> _Work instructions_: Track down the lines that contain "ryzyka" and copy them.

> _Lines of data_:
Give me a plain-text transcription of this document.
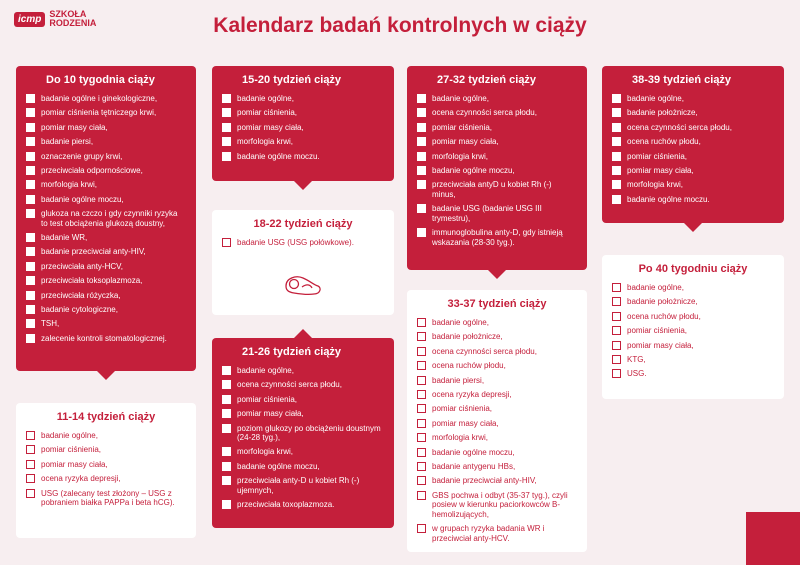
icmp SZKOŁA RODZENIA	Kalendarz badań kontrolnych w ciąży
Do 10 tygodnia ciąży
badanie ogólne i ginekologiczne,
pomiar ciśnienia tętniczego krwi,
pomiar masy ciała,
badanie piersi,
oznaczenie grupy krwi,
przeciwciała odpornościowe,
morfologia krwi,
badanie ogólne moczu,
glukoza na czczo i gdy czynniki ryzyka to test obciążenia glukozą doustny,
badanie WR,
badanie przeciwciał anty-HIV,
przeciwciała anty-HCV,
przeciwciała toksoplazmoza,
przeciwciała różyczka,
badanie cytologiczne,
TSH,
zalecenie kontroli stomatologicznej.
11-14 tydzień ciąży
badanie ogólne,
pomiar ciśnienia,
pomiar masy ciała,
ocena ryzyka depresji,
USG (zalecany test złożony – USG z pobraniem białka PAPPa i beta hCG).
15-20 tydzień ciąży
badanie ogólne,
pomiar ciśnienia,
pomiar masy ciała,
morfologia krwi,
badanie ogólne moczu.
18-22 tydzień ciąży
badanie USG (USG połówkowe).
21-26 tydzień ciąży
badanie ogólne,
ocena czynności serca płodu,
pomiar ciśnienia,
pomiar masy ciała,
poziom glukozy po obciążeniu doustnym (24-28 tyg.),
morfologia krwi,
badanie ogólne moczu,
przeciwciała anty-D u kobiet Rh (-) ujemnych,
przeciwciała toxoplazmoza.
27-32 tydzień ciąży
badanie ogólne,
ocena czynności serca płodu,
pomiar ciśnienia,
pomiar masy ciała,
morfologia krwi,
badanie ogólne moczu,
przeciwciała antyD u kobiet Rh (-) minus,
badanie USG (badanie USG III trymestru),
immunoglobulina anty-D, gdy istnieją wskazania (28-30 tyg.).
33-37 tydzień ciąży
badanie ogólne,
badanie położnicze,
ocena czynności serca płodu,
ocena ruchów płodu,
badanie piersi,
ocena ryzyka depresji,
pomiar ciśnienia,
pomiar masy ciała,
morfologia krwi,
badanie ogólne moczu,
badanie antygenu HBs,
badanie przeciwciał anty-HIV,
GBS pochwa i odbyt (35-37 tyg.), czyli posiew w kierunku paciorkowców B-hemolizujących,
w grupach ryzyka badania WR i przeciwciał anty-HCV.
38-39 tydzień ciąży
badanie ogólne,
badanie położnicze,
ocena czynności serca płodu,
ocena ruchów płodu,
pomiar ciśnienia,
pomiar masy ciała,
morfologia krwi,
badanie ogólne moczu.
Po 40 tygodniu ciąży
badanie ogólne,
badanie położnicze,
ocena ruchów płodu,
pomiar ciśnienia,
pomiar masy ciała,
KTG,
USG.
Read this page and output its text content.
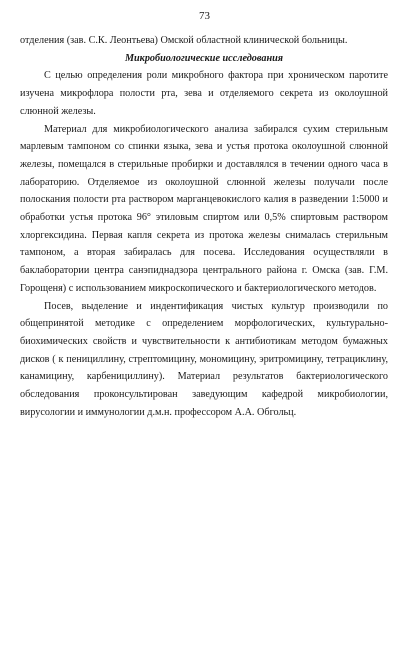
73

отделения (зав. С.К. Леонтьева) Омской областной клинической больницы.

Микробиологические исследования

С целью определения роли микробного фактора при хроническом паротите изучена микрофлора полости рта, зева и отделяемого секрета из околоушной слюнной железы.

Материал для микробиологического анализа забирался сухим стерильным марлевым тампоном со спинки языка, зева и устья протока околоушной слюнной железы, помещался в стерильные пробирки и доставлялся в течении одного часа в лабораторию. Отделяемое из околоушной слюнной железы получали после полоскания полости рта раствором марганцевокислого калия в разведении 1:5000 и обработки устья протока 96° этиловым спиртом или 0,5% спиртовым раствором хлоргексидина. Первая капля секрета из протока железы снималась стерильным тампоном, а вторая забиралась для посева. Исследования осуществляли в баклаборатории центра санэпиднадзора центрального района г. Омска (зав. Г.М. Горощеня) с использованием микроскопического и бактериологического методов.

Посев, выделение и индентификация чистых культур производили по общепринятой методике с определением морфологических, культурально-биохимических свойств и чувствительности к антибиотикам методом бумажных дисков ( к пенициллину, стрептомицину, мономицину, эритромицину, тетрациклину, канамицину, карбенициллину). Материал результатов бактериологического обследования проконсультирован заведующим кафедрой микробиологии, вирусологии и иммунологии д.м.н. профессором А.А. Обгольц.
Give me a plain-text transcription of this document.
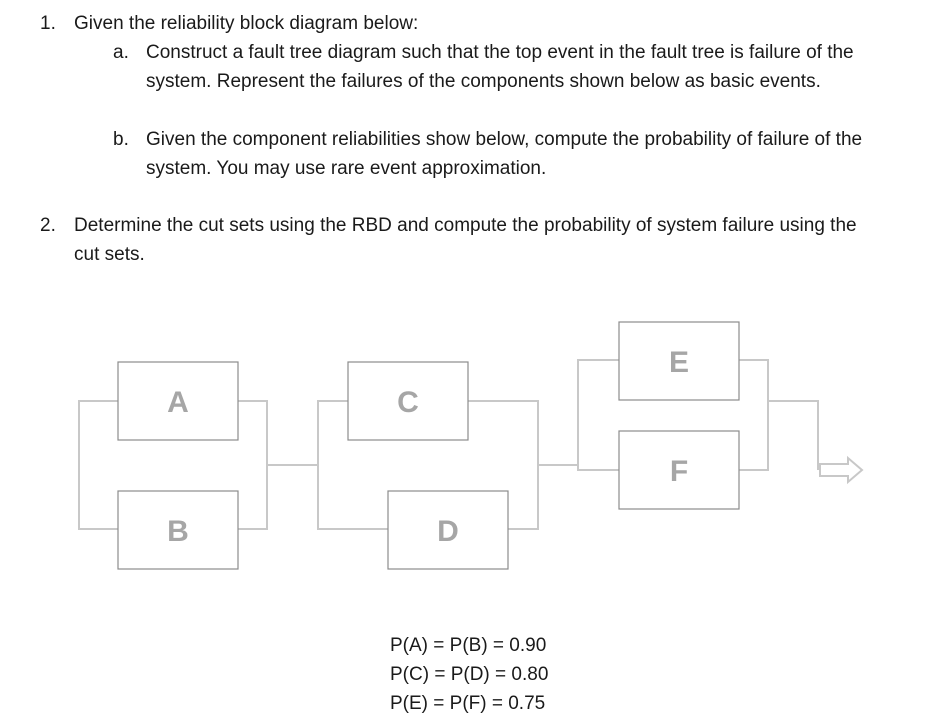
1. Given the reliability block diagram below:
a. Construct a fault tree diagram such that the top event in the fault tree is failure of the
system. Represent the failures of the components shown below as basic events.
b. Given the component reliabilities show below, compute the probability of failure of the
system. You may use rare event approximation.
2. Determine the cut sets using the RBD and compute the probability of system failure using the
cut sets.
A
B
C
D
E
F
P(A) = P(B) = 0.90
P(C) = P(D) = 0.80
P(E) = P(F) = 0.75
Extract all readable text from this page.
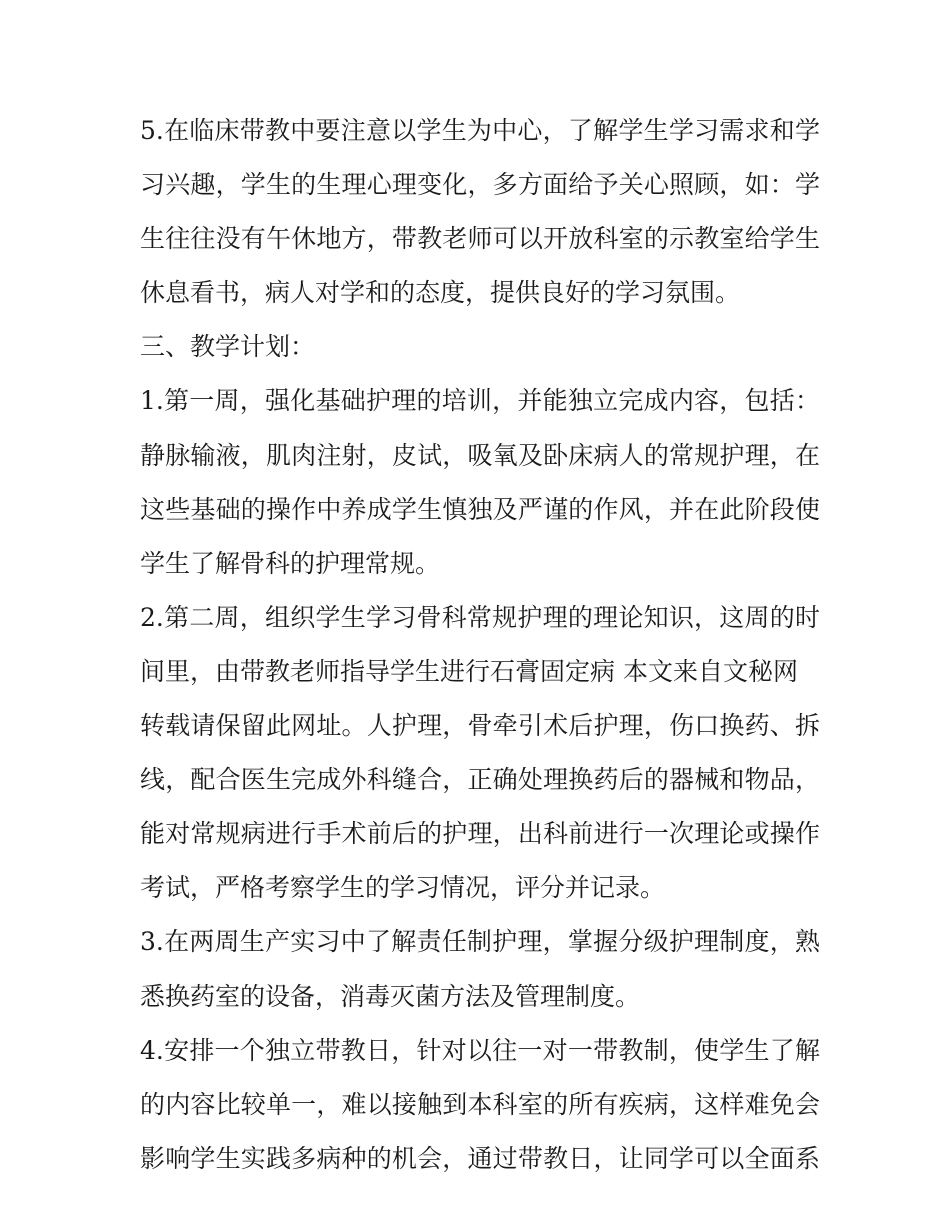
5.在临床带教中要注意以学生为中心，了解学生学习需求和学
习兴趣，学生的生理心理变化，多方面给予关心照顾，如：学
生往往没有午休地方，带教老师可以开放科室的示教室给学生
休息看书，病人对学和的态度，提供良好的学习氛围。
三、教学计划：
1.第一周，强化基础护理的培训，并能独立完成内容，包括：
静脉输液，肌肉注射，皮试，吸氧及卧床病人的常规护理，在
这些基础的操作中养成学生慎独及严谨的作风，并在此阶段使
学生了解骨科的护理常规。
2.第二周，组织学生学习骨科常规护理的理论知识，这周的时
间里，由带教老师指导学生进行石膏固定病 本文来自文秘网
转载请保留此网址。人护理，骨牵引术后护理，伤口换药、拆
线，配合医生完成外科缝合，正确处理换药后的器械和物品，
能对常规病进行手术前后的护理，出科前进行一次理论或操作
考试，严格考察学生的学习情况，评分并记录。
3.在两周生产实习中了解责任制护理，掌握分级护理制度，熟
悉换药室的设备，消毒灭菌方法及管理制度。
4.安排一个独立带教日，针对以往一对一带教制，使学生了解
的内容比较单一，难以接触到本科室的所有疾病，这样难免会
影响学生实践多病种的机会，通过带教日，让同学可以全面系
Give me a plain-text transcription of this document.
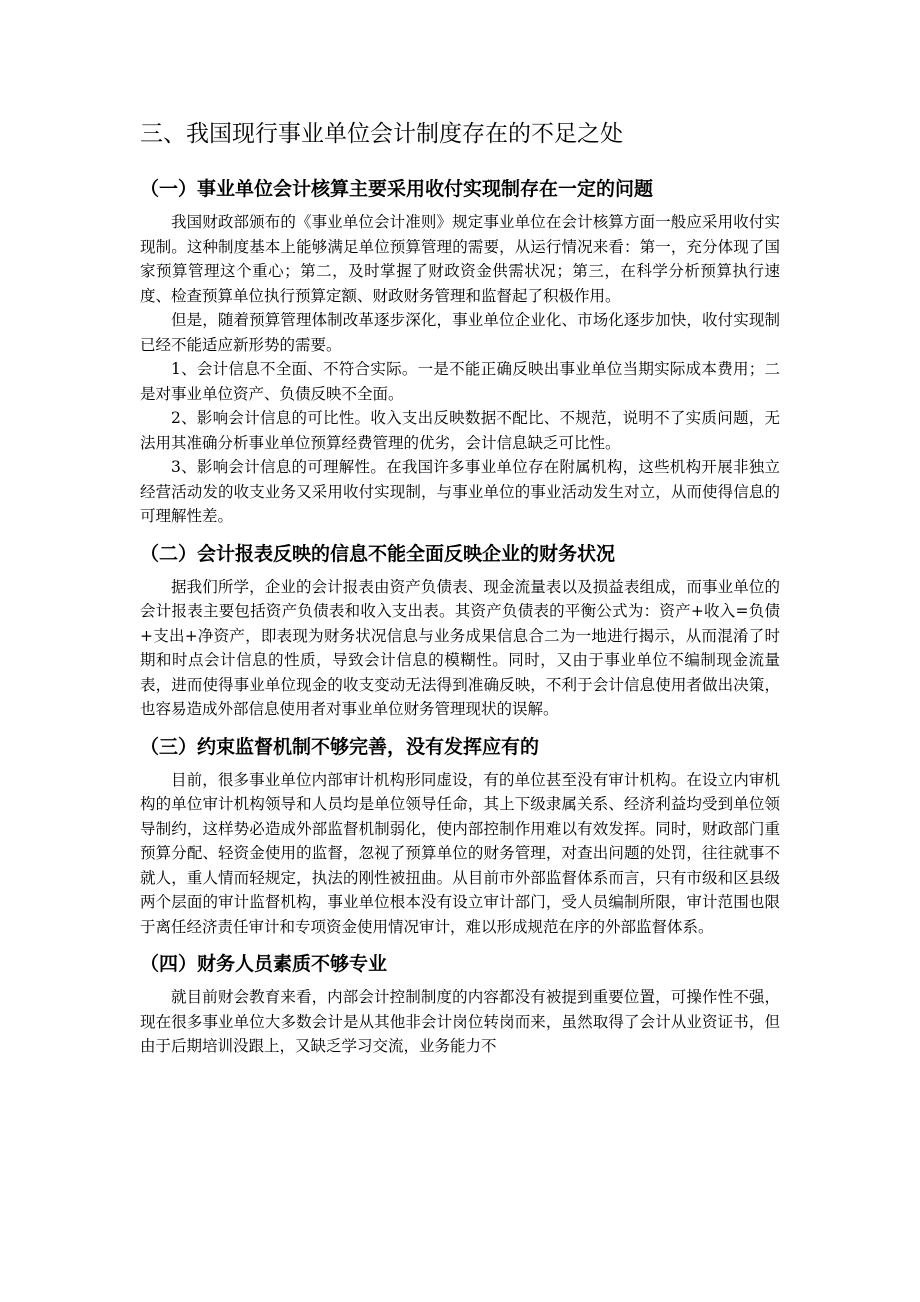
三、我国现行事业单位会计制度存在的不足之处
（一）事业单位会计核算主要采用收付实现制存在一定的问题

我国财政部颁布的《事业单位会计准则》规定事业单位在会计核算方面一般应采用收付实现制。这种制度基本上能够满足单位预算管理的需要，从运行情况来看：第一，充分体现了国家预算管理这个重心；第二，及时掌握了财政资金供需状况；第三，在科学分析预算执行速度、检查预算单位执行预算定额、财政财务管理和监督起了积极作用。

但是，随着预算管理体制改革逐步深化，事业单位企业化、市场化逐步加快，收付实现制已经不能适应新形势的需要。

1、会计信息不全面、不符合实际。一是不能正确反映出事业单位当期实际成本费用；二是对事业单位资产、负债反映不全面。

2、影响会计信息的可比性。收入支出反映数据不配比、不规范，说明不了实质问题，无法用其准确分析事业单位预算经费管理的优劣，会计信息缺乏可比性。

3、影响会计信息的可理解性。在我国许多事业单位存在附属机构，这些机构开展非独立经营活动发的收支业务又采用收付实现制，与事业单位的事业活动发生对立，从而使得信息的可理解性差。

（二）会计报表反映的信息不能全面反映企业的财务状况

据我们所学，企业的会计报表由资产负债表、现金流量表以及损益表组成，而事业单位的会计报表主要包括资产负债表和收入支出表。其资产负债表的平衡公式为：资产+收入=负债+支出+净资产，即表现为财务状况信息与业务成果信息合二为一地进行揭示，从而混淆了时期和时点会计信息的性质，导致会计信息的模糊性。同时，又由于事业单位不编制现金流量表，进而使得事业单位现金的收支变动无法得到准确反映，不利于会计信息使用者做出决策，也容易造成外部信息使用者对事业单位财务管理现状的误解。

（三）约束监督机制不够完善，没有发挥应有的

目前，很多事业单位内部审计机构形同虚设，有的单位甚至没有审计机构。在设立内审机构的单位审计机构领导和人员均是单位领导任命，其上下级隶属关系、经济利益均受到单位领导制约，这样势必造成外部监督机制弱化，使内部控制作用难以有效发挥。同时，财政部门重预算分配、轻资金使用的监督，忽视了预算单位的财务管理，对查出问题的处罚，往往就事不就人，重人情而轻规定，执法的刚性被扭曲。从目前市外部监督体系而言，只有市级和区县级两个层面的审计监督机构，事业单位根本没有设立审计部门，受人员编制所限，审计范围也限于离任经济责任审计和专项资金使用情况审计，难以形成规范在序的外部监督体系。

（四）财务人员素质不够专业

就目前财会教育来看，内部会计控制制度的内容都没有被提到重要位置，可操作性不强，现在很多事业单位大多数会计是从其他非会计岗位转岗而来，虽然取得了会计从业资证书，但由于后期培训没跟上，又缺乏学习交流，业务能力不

> _Result of the exercise_:
glukoza na czczo i gdy czynniki ryzyka to test obciążenia glukozą doustny,
ocena ryzyka depresji,
ocena ryzyka depresji,
w grupach ryzyka badania WR i przeciwciał anty-HCV.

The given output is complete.